> WORK TO DO: Rewrite the lines starting at the first one and ending at the one containing "bar [138,536,159,548]", changing every "spark-bar" to "mini-bar" and keeping everything else the same.
[BEGIN SUPPLIED INFORMATION]
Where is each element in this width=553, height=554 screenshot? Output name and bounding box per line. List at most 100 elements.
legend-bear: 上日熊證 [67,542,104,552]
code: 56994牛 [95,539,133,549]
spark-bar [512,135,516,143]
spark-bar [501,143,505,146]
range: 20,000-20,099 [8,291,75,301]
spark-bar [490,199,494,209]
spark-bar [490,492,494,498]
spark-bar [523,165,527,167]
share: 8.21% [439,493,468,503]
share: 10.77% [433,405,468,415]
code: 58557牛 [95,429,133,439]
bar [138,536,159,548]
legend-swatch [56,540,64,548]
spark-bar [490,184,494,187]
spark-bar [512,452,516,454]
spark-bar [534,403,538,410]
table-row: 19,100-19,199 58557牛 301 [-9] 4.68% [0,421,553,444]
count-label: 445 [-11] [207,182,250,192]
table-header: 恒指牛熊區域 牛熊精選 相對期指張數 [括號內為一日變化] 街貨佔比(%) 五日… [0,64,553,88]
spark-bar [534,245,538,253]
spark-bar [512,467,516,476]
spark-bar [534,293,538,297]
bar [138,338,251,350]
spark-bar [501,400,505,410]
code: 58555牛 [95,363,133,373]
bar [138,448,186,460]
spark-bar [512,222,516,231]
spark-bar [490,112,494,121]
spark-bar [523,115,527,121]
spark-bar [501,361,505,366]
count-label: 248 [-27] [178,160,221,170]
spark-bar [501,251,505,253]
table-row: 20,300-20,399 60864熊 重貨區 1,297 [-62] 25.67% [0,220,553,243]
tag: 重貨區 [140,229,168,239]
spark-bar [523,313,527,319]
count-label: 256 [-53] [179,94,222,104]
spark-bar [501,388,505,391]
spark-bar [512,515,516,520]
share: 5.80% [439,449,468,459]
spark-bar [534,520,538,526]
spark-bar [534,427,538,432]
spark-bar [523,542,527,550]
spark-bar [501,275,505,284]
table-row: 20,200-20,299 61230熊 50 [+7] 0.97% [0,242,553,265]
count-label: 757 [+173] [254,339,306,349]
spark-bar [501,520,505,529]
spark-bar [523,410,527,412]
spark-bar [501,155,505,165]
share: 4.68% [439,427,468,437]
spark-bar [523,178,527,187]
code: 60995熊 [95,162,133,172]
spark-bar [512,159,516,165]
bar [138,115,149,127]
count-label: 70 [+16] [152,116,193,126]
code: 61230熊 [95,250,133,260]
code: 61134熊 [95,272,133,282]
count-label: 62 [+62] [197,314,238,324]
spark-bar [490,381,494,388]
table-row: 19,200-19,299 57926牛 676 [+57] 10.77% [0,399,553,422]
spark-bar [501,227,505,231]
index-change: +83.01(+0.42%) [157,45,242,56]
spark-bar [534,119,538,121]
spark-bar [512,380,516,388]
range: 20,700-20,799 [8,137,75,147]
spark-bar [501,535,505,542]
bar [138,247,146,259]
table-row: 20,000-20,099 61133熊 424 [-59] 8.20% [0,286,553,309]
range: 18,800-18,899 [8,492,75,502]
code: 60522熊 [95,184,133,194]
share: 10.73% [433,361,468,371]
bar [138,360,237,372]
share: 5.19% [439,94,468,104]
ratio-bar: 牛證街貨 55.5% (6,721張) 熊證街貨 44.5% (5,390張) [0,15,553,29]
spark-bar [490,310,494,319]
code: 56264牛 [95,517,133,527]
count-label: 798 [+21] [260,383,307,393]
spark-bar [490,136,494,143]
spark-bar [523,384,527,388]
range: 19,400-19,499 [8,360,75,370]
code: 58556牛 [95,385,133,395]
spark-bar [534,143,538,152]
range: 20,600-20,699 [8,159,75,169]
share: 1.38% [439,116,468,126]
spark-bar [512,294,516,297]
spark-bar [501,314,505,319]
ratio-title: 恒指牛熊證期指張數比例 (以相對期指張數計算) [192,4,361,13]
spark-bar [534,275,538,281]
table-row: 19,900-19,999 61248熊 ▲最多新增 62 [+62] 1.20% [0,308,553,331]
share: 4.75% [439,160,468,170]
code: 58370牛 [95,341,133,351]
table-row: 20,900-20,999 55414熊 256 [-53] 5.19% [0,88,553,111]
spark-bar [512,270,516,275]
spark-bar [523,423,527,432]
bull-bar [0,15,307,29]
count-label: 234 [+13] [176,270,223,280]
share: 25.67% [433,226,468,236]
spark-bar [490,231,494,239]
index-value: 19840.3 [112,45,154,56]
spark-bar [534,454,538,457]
[END SUPPLIED INFORMATION]
> SOLVED PROBLEM:
Where is each element in this width=553, height=554 screenshot? Output name and bounding box per line. List at most 100 elements.
legend-bear: 上日熊證 [67,542,104,552]
code: 56994牛 [95,539,133,549]
mini-bar [512,135,516,143]
mini-bar [501,143,505,146]
range: 20,000-20,099 [8,291,75,301]
mini-bar [490,199,494,209]
mini-bar [490,492,494,498]
mini-bar [523,165,527,167]
share: 8.21% [439,493,468,503]
share: 10.77% [433,405,468,415]
code: 58557牛 [95,429,133,439]
bar [138,536,159,548]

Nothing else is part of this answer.